### Aim
Give a verbatim quotation of every record.
---- Material for this exercise
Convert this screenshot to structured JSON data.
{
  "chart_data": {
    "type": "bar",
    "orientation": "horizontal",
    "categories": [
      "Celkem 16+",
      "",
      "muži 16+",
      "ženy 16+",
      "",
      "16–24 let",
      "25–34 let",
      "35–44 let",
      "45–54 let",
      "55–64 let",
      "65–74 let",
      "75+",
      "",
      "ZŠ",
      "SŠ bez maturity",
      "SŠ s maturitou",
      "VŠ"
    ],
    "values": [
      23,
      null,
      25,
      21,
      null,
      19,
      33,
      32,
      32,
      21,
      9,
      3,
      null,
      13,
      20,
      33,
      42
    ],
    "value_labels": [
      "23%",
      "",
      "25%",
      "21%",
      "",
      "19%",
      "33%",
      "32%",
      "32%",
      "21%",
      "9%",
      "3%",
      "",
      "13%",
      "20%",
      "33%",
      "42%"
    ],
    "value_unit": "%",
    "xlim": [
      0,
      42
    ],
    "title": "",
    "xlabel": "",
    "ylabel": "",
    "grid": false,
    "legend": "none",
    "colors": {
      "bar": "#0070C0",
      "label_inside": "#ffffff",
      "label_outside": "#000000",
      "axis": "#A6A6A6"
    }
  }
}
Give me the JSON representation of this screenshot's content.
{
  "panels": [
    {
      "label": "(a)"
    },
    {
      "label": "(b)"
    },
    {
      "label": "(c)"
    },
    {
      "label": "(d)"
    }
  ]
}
--------
### Task solution
Convert this screenshot to structured JSON data.
{
  "chart_data": {
    "type": "bar",
    "orientation": "horizontal",
    "categories": [
      "Celkem 16+",
      "",
      "muži 16+",
      "ženy 16+",
      "",
      "16–24 let",
      "25–34 let",
      "35–44 let",
      "45–54 let",
      "55–64 let",
      "65–74 let",
      "75+",
      "",
      "ZŠ",
      "SŠ bez maturity",
      "SŠ s maturitou",
      "VŠ"
    ],
    "values": [
      23,
      null,
      25,
      21,
      null,
      19,
      33,
      32,
      32,
      21,
      9,
      3,
      null,
      13,
      20,
      33,
      42
    ],
    "value_labels": [
      "23%",
      "",
      "25%",
      "21%",
      "",
      "19%",
      "33%",
      "32%",
      "32%",
      "21%",
      "9%",
      "3%",
      "",
      "13%",
      "20%",
      "33%",
      "42%"
    ],
    "value_unit": "%",
    "xlim": [
      0,
      42
    ],
    "title": "",
    "xlabel": "",
    "ylabel": "",
    "grid": false,
    "legend": "none",
    "colors": {
      "bar": "#0070C0",
      "label_inside": "#ffffff",
      "label_outside": "#000000",
      "axis": "#A6A6A6"
    }
  }
}
Give me the JSON representation of this screenshot's content.
{
  "panels": [
    {
      "label": "(a)"
    },
    {
      "label": "(b)"
    },
    {
      "label": "(c)"
    },
    {
      "label": "(d)"
    }
  ]
}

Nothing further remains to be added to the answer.